═════ SOURCE RECORDS
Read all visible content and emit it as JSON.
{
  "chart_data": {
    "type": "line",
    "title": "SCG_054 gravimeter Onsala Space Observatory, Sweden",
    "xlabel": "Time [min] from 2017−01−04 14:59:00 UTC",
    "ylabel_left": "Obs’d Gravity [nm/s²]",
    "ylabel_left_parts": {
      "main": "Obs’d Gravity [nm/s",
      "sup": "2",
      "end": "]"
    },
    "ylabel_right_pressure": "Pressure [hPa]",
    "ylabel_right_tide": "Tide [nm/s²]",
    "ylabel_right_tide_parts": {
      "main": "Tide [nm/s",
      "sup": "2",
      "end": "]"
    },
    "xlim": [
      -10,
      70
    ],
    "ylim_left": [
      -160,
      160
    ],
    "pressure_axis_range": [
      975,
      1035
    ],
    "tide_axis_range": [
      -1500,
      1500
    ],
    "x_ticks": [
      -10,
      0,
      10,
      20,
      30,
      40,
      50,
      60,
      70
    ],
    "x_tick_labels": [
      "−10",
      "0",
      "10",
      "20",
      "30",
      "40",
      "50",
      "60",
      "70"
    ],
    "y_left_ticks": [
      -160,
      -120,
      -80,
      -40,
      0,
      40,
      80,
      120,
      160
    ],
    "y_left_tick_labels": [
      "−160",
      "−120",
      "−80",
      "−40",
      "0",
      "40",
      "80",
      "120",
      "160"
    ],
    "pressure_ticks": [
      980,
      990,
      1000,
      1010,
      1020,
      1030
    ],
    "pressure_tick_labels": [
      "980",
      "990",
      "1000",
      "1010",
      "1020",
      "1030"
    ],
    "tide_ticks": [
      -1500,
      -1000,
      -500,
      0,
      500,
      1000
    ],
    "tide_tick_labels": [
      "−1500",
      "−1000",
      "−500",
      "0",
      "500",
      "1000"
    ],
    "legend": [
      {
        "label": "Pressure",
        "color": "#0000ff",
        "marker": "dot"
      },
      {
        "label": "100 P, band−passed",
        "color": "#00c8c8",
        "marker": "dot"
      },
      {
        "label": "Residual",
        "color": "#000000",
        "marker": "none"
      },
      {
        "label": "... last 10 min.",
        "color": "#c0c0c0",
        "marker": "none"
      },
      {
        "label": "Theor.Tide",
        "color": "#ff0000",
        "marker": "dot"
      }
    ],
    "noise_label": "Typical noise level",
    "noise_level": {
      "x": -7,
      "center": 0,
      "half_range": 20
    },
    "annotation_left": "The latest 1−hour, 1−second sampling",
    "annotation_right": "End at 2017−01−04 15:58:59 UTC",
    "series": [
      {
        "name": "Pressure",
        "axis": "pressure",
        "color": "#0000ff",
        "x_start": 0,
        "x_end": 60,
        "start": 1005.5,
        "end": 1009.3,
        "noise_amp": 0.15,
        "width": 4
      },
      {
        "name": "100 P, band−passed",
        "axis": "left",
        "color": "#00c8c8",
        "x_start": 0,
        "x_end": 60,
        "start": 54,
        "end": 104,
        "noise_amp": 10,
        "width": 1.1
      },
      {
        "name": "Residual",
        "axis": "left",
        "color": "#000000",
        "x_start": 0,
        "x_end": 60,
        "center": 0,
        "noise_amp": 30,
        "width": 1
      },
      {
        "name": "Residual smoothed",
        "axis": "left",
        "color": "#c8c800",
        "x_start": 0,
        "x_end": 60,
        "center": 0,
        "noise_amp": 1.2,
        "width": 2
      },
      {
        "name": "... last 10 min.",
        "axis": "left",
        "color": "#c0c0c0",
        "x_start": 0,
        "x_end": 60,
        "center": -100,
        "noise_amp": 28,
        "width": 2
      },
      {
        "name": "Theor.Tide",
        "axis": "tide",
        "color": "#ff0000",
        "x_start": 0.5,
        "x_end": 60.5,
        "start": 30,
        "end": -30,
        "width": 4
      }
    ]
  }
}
══════════
Identify and copy all lines with the word "passed".

- _CORRECT RESPONSE_:
        "label": "100 P, band−passed",
        "name": "100 P, band−passed",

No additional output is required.